* START DATASET EXTRACT *

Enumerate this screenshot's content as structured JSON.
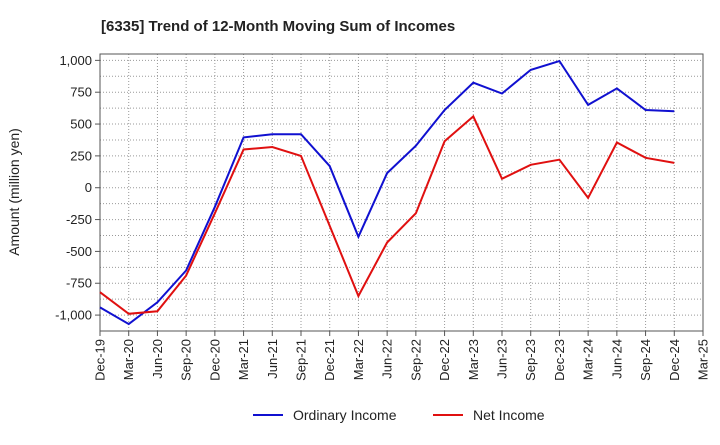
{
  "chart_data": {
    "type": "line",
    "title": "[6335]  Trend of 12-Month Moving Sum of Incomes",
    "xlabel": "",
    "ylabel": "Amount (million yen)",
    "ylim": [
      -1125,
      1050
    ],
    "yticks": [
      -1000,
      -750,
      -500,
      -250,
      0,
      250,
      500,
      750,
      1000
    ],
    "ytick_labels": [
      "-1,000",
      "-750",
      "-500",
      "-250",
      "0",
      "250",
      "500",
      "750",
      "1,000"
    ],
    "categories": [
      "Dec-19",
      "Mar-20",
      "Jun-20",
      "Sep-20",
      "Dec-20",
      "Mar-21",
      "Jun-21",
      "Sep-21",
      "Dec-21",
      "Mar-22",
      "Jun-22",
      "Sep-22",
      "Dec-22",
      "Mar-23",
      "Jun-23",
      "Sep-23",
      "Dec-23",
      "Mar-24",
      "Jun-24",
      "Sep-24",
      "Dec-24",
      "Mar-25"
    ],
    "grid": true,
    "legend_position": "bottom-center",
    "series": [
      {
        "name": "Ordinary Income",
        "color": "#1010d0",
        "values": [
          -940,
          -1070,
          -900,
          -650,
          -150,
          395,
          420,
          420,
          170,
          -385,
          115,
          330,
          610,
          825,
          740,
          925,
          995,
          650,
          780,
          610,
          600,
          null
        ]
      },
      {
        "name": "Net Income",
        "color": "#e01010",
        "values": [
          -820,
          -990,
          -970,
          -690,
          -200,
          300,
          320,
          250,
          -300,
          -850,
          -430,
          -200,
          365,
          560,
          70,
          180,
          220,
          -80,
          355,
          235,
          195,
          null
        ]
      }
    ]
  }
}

* END DATASET EXTRACT *

> [THE PROBLEM] Only a number is wanted: how many lines contain the word "name"?

> [TASK ANSWER] 2